THE PROBLEM
Keep only the lines of the data below that contain "කළමන", and copy them.

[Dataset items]
══════════
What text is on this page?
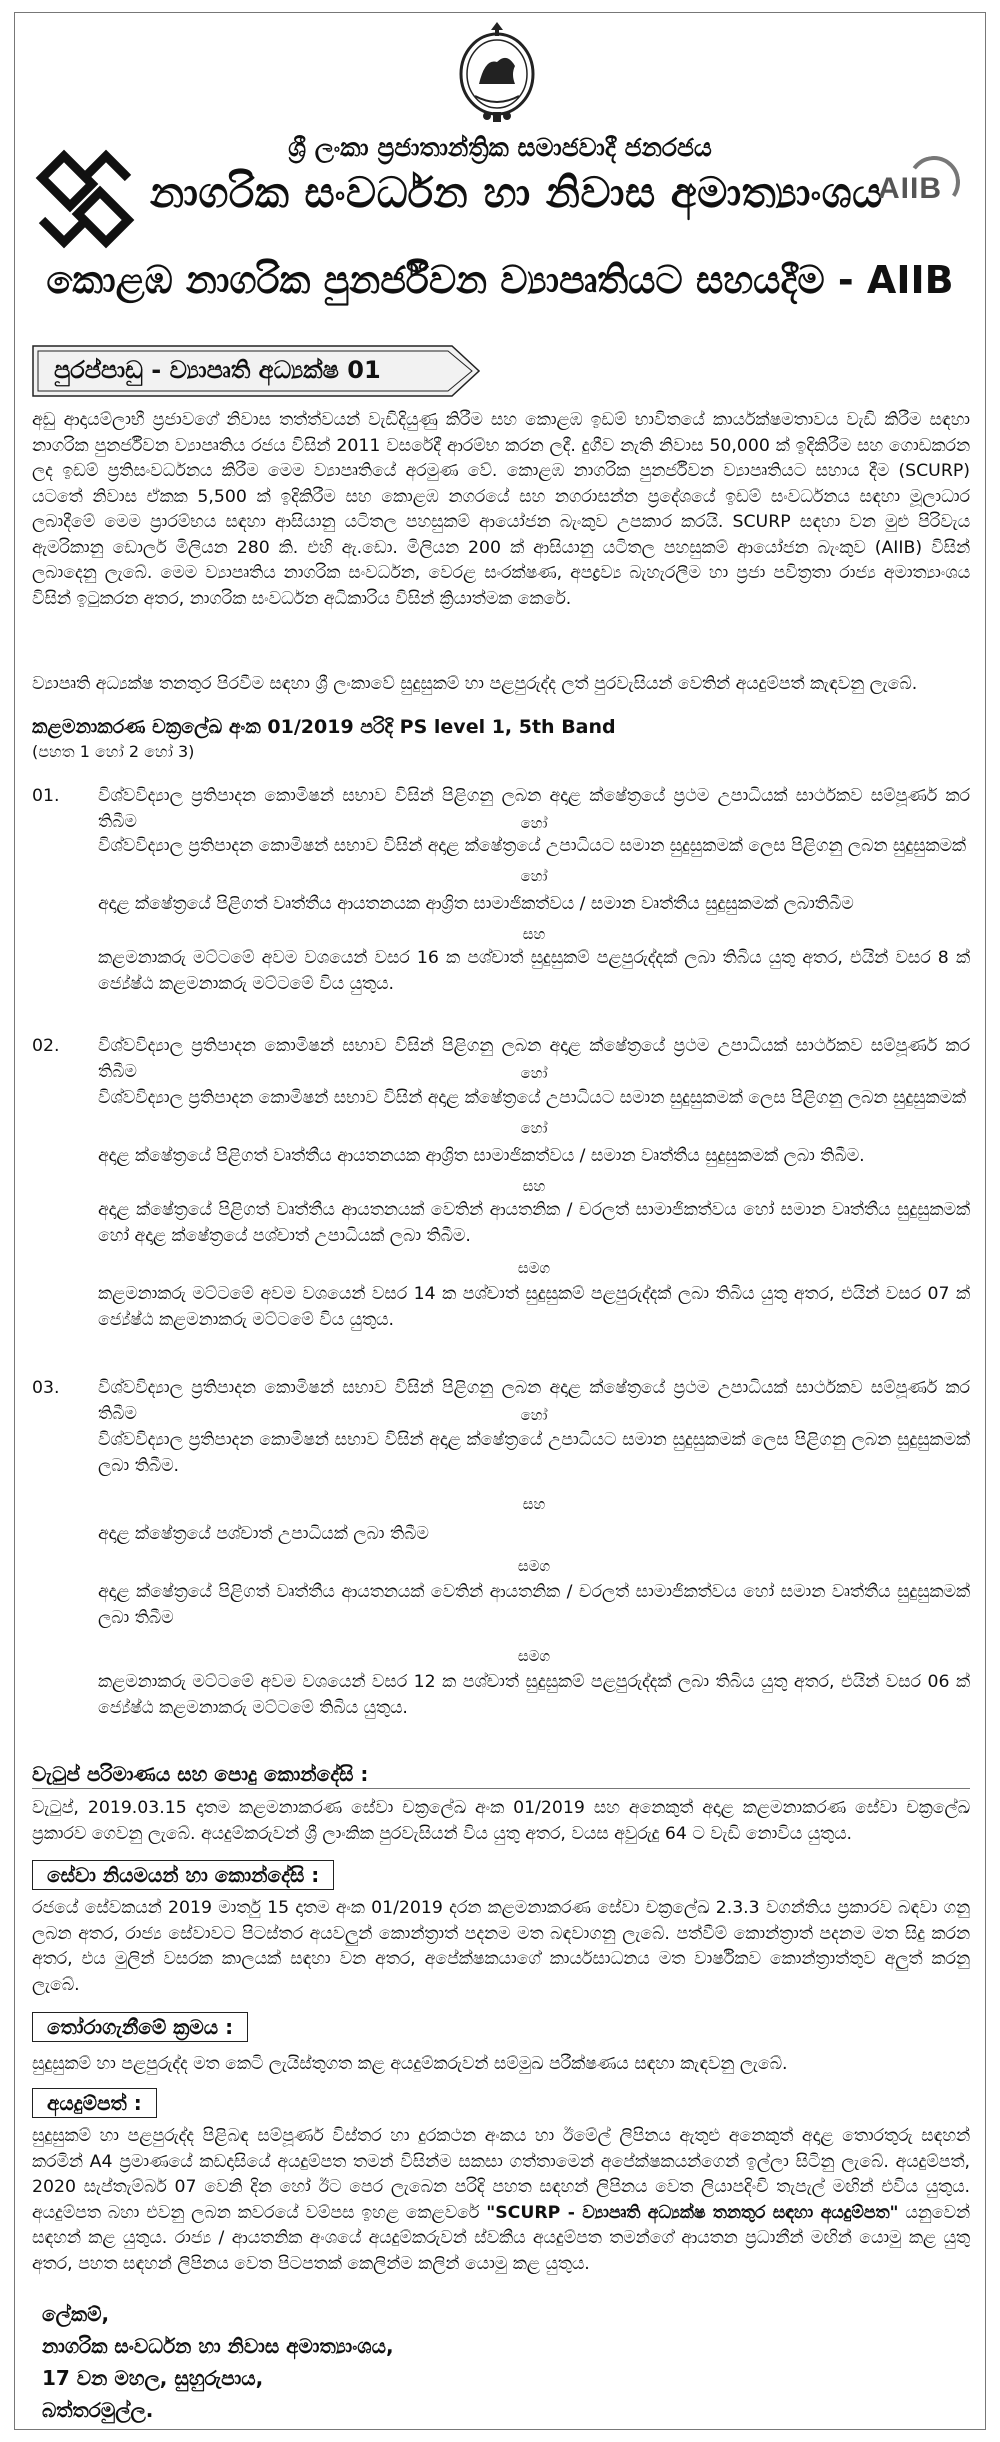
ශ්‍රී ලංකා ප්‍රජාතාන්ත්‍රික සමාජවාදී ජනරජය
නාගරික සංවර්ධන හා නිවාස අමාත්‍යාංශය
AIIB
කොළඹ නාගරික පුනර්ජීවන ව්‍යාපෘතියට සහයදීම - AIIB
පුරප්පාඩු - ව්‍යාපෘති අධ්‍යක්ෂ 01
අඩු ආදායම්ලාභී ප්‍රජාවගේ නිවාස තත්ත්වයන් වැඩිදියුණු කිරීම සහ කොළඹ ඉඩම් භාවිතයේ කාර්යක්ෂමතාවය වැඩි කිරීම සඳහා නාගරික පුනර්ජීවන ව්‍යාපෘතිය රජය විසින් 2011 වසරේදී ආරම්භ කරන ලදී. දුගීව නැති නිවාස 50,000 ක් ඉදිකිරීම සහ ගොඩකරන ලද ඉඩම් ප්‍රතිසංවර්ධනය කිරීම මෙම ව්‍යාපෘතියේ අරමුණ වේ. කොළඹ නාගරික පුනර්ජීවන ව්‍යාපෘතියට සහාය දීම (SCURP) යටතේ නිවාස ඒකක 5,500 ක් ඉදිකිරීම සහ කොළඹ නගරයේ සහ නගරාසන්න ප්‍රදේශයේ ඉඩම් සංවර්ධනය සඳහා මූලාධාර ලබාදීමේ මෙම ප්‍රාරම්භය සඳහා ආසියානු යටිතල පහසුකම් ආයෝජන බැංකුව උපකාර කරයි. SCURP සඳහා වන මුළු පිරිවැය ඇමරිකානු ඩොලර් මිලියන 280 කි. එහි ඇ.ඩො. මිලියන 200 ක් ආසියානු යටිතල පහසුකම් ආයෝජන බැංකුව (AIIB) විසින් ලබාදෙනු ලැබේ. මෙම ව්‍යාපෘතිය නාගරික සංවර්ධන, වෙරළ සංරක්ෂණ, අපද්‍රව්‍ය බැහැරලීම හා ප්‍රජා පවිත්‍රතා රාජ්‍ය අමාත්‍යාංශය විසින් ඉටුකරන අතර, නාගරික සංවර්ධන අධිකාරිය විසින් ක්‍රියාත්මක කෙරේ.
ව්‍යාපෘති අධ්‍යක්ෂ තනතුර පිරවීම සඳහා ශ්‍රී ලංකාවේ සුදුසුකම් හා පළපුරුද්ද ලත් පුරවැසියන් වෙතින් අයදුම්පත් කැඳවනු ලැබේ.
කළමනාකරණ චක්‍රලේඛ අංක 01/2019 පරිදි PS level 1, 5th Band
(පහත 1 හෝ 2 හෝ 3)
01. විශ්වවිද්‍යාල ප්‍රතිපාදන කොමිෂන් සභාව විසින් පිළිගනු ලබන අදාළ ක්ෂේත්‍රයේ ප්‍රථම උපාධියක් සාර්ථකව සම්පූර්ණ කර තිබීම	හෝ
විශ්වවිද්‍යාල ප්‍රතිපාදන කොමිෂන් සභාව විසින් අදාළ ක්ෂේත්‍රයේ උපාධියට සමාන සුදුසුකමක් ලෙස පිළිගනු ලබන සුදුසුකමක්
හෝ
අදාළ ක්ෂේත්‍රයේ පිළිගත් වෘත්තීය ආයතනයක ආශ්‍රිත සාමාජිකත්වය / සමාන වෘත්තීය සුදුසුකමක් ලබාතිබීම
සහ
කළමනාකරු මට්ටමේ අවම වශයෙන් වසර 16 ක පශ්චාත් සුදුසුකම් පළපුරුද්දක් ලබා තිබිය යුතු අතර, එයින් වසර 8 ක් ජ්‍යේෂ්ඨ කළමනාකරු මට්ටමේ විය යුතුය.
02. විශ්වවිද්‍යාල ප්‍රතිපාදන කොමිෂන් සභාව විසින් පිළිගනු ලබන අදාළ ක්ෂේත්‍රයේ ප්‍රථම උපාධියක් සාර්ථකව සම්පූර්ණ කර තිබීම	හෝ
විශ්වවිද්‍යාල ප්‍රතිපාදන කොමිෂන් සභාව විසින් අදාළ ක්ෂේත්‍රයේ උපාධියට සමාන සුදුසුකමක් ලෙස පිළිගනු ලබන සුදුසුකමක්
හෝ
අදාළ ක්ෂේත්‍රයේ පිළිගත් වෘත්තීය ආයතනයක ආශ්‍රිත සාමාජිකත්වය / සමාන වෘත්තීය සුදුසුකමක් ලබා තිබීම.
සහ
අදාළ ක්ෂේත්‍රයේ පිළිගත් වෘත්තීය ආයතනයක් වෙතින් ආයතනික / චරලත් සාමාජිකත්වය හෝ සමාන වෘත්තීය සුදුසුකමක් හෝ අදාළ ක්ෂේත්‍රයේ පශ්චාත් උපාධියක් ලබා තිබීම.
සමග
කළමනාකරු මට්ටමේ අවම වශයෙන් වසර 14 ක පශ්චාත් සුදුසුකම් පළපුරුද්දක් ලබා තිබිය යුතු අතර, එයින් වසර 07 ක් ජ්‍යේෂ්ඨ කළමනාකරු මට්ටමේ විය යුතුය.
03. විශ්වවිද්‍යාල ප්‍රතිපාදන කොමිෂන් සභාව විසින් පිළිගනු ලබන අදාළ ක්ෂේත්‍රයේ ප්‍රථම උපාධියක් සාර්ථකව සම්පූර්ණ කර තිබීම	හෝ
විශ්වවිද්‍යාල ප්‍රතිපාදන කොමිෂන් සභාව විසින් අදාළ ක්ෂේත්‍රයේ උපාධියට සමාන සුදුසුකමක් ලෙස පිළිගනු ලබන සුදුසුකමක් ලබා තිබීම.
සහ
අදාළ ක්ෂේත්‍රයේ පශ්චාත් උපාධියක් ලබා තිබීම
සමග
අදාළ ක්ෂේත්‍රයේ පිළිගත් වෘත්තීය ආයතනයක් වෙතින් ආයතනික / චරලත් සාමාජිකත්වය හෝ සමාන වෘත්තීය සුදුසුකමක් ලබා තිබීම
සමග
කළමනාකරු මට්ටමේ අවම වශයෙන් වසර 12 ක පශ්චාත් සුදුසුකම් පළපුරුද්දක් ලබා තිබිය යුතු අතර, එයින් වසර 06 ක් ජ්‍යේෂ්ඨ කළමනාකරු මට්ටමේ තිබිය යුතුය.
වැටුප් පරිමාණය සහ පොදු කොන්දේසි :
වැටුප්, 2019.03.15 දාතම කළමනාකරණ සේවා චක්‍රලේඛ අංක 01/2019 සහ අනෙකුත් අදාළ කළමනාකරණ සේවා චක්‍රලේඛ ප්‍රකාරව ගෙවනු ලැබේ. අයදුම්කරුවන් ශ්‍රී ලාංකික පුරවැසියන් විය යුතු අතර, වයස අවුරුදු 64 ට වැඩි නොවිය යුතුය.
සේවා නියමයන් හා කොන්දේසි :
රජයේ සේවකයන් 2019 මාර්තු 15 දාතම අංක 01/2019 දරන කළමනාකරණ සේවා චක්‍රලේඛ 2.3.3 වගන්තිය ප්‍රකාරව බඳවා ගනු ලබන අතර, රාජ්‍ය සේවාවට පිටස්තර අයවලුන් කොන්ත්‍රාත් පදනම මත බඳවාගනු ලැබේ. පත්වීම් කොන්ත්‍රාත් පදනම මත සිදු කරන අතර, එය මුලින් වසරක කාලයක් සඳහා වන අතර, අපේක්ෂකයාගේ කාර්යසාධනය මත වාර්ෂිකව කොන්ත්‍රාත්තුව අලුත් කරනු ලැබේ.
තෝරාගැනීමේ ක්‍රමය :
සුදුසුකම් හා පළපුරුද්ද මත කෙටි ලැයිස්තුගත කළ අයදුම්කරුවන් සම්මුඛ පරීක්ෂණය සඳහා කැඳවනු ලැබේ.
අයදුම්පත් :
සුදුසුකම් හා පළපුරුද්ද පිළිබඳ සම්පූර්ණ විස්තර හා දුරකථන අංකය හා ඊමේල් ලිපිනය ඇතුළු අනෙකුත් අදාළ තොරතුරු සඳහන් කරමින් A4 ප්‍රමාණයේ කඩදාසියේ අයදුම්පත තමන් විසින්ම සකසා ගත්තාමෙන් අපේක්ෂකයන්ගෙන් ඉල්ලා සිටිනු ලැබේ. අයදුම්පත්, 2020 සැප්තැම්බර් 07 වෙනි දින හෝ ඊට පෙර ලැබෙන පරිදි පහත සඳහන් ලිපිනය වෙත ලියාපදිංචි තැපැල් මඟින් එවිය යුතුය. අයදුම්පත බහා එවනු ලබන කවරයේ වම්පස ඉහළ කෙළවරේ "SCURP - ව්‍යාපෘති අධ්‍යක්ෂ තනතුර සඳහා අයදුම්පත" යනුවෙන් සඳහන් කළ යුතුය. රාජ්‍ය / ආයතනික අංශයේ අයදුම්කරුවන් ස්වකීය අයදුම්පත තමන්ගේ ආයතන ප්‍රධානීන් මඟින් යොමු කළ යුතු අතර, පහත සඳහන් ලිපිනය වෙත පිටපතක් කෙලින්ම කලින් යොමු කළ යුතුය.
ලේකම්,
නාගරික සංවර්ධන හා නිවාස අමාත්‍යාංශය,
17 වන මහල, සුහුරුපාය,
බත්තරමුල්ල.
══════════
RESPONSE
කළමනාකරණ චක්‍රලේඛ අංක 01/2019 පරිදි PS level 1, 5th Band
කළමනාකරු මට්ටමේ අවම වශයෙන් වසර 16 ක පශ්චාත් සුදුසුකම් පළපුරුද්දක් ලබා තිබිය යුතු අතර, එයින් වසර 8 ක් ජ්‍යේෂ්ඨ කළමනාකරු මට්ටමේ විය යුතුය.
කළමනාකරු මට්ටමේ අවම වශයෙන් වසර 14 ක පශ්චාත් සුදුසුකම් පළපුරුද්දක් ලබා තිබිය යුතු අතර, එයින් වසර 07 ක් ජ්‍යේෂ්ඨ කළමනාකරු මට්ටමේ විය යුතුය.
කළමනාකරු මට්ටමේ අවම වශයෙන් වසර 12 ක පශ්චාත් සුදුසුකම් පළපුරුද්දක් ලබා තිබිය යුතු අතර, එයින් වසර 06 ක් ජ්‍යේෂ්ඨ කළමනාකරු මට්ටමේ තිබිය යුතුය.
වැටුප්, 2019.03.15 දාතම කළමනාකරණ සේවා චක්‍රලේඛ අංක 01/2019 සහ අනෙකුත් අදාළ කළමනාකරණ සේවා චක්‍රලේඛ ප්‍රකාරව ගෙවනු ලැබේ. අයදුම්කරුවන් ශ්‍රී ලාංකික පුරවැසියන් විය යුතු අතර, වයස අවුරුදු 64 ට වැඩි නොවිය යුතුය.
රජයේ සේවකයන් 2019 මාර්තු 15 දාතම අංක 01/2019 දරන කළමනාකරණ සේවා චක්‍රලේඛ 2.3.3 වගන්තිය ප්‍රකාරව බඳවා ගනු ලබන අතර, රාජ්‍ය සේවාවට පිටස්තර අයවලුන් කොන්ත්‍රාත් පදනම මත බඳවාගනු ලැබේ. පත්වීම් කොන්ත්‍රාත් පදනම මත සිදු කරන අතර, එය මුලින් වසරක කාලයක් සඳහා වන අතර, අපේක්ෂකයාගේ කාර්යසාධනය මත වාර්ෂිකව කොන්ත්‍රාත්තුව අලුත් කරනු ලැබේ.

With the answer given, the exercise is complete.